- EXERCISE
Please pick up the court order dismissing the prisoners' civil rights complaint and write what follows its last sentence.

- DOCUMENT PASSAGE
Archer v. Retter

Decision Date18 March 2020
Docket NumberCase No. 2:20-cv-00759-DSF (JDE)
CourtU.S. District Court — Central District of California
PartiesJOHN ARCHER, JOVAN NEALY, an MARCUS DIGGS, and 42 Absent Unamed Plaintiffs, Plaintiffs, v. STEPHEN RETTER, DOE's 1 thru 10, and CCHCS et al., Defendants.
MEMORANDUM AND ORDER OF DISMISSAL
I.INTRODUCTION

On January 24, 2020, John Archer and Marcus Diggs ("Plaintiffs"), prisoners in the custody of the California Department of Corrections and Rehabilitation ("CDCR") at California State Prison in Lancaster, California (the "Prison"), proceeding pro se, presented for filing a "Civil Rights Complaint," citing 42 U.S.C. § 1983 ("Section 1983" or "§ 1983"), identifying themselves, Jovan Nealy and "42 Absent Un[n]amed" persons as plaintiffs, although only Plaintiffs signed the Complaint, and Stephen Retter, Does 1-10, and "CCHCS" as defendants. Dkt. 1 ("Complaint") at 1, 12.

On January 29, 2020, after being advised of the defects set forth herein, Plaintiffs were ordered to, within 30 days, either file an amended complaint or file a notice of an intent to proceed with the Complaint as alleged. Dkt. 5 ("Order"). Although Plaintiff Archer requested and received additional time to pay the unpaid filing fee (Dkt. 12, 13), Plaintiffs did not seek additional time to otherwise comply with the Order and did not file an amended complaint or a notice of intent within 30 days of the Order.

Under 28 U.S.C. § 1915(A)(b), the Court must dismiss the Complaint if it is frivolous or malicious, fails to state a claim on which relief may be granted, or seeks monetary relief against a defendant who is immune from such relief. For the reasons set forth below, the Court finds that the Complaint fails to state a claim upon which relief may be granted and seeks damages from a defendant who is immune from such relief and therefore must be dismissed.

- DATASET

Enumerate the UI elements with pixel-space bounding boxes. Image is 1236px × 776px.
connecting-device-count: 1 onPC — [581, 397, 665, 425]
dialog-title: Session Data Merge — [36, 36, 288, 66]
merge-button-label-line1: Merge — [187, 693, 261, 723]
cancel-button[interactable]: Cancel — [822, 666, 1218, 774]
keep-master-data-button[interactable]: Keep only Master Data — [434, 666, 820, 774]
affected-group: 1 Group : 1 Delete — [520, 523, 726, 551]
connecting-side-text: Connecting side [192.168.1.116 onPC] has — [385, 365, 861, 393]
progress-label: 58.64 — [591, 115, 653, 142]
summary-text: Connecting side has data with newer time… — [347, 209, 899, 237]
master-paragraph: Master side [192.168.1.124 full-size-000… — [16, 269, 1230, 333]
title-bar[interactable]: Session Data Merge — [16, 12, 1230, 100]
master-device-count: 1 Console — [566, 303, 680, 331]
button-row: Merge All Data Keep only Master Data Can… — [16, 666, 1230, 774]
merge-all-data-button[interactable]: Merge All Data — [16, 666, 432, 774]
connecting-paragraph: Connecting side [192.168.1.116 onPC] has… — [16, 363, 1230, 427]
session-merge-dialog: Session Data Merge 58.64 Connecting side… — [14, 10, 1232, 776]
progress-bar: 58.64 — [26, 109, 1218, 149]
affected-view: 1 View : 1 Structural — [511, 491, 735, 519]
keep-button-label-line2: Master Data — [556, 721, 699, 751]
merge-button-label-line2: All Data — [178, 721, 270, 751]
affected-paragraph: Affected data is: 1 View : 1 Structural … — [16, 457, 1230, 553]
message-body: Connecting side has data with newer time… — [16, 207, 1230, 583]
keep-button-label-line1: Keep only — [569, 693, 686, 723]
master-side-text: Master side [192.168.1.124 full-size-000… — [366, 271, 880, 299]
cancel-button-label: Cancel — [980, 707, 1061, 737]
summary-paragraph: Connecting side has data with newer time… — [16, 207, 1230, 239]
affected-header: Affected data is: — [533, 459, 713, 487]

- RESPONSE FOR THIS EXERCISE
II.SUMMARY OF PLAINTIFF'S ALLEGATIONS

Plaintiffs filed the Complaint on their own behalf and purportedly on behalf of "500 similarly situated" and seek a declaration "that they have a right not to have their personal and families['] private Doctor[-]patient privileged information of Health care randomly stored in one place of practice that can be easily sought after and stolen and/or hacked for fraud[u]lent schemes in iden[t]ity fraud used for criminal activities, and further . . . enjoin the enforcement in cooperation of investigation, related to business activities and job procedures that need be 'Ceased' because security protocols ha[d] been and [are] a failure." Complaint, ¶ 1 (ellipsis in original). Plaintiffs seek to proceed "as a class action pursuant to Rule 23 of the Federal Rules of Civil Procedure on behalf of themselves and others similarly situated . . . who are incarcerated across the State of California's 34 prisons." Id. ¶ 3. Plaintiffs allege defendant Retter is CCHCS's "CEO Administrator," Doe #1 is a medical recordsdirector, Doe #2 is a health care records technician supervisor, and DOE #3 is a health care records technician. Id. ¶¶ 7-10, 15. Plaintiffs assert that on or about May 20, 2016, CCHCS mailed a letter to members of the class stating that health care and other sensitive information may have been stolen from an unattended laptop. Id. ¶ 14. Plaintiffs claim: "Defendants craft[i]ness has been misleading by fraud[u]lent explanations . . . about how this whole situation came about in the seriousness of security breach in its carelessness to follow work policy and procedures . . ." causing Plaintiffs to, although suffering no physical injury or illness, but instead "fear of fraud" and a "threat of fear by identity theft/fraud." Id. ¶¶ 16-18.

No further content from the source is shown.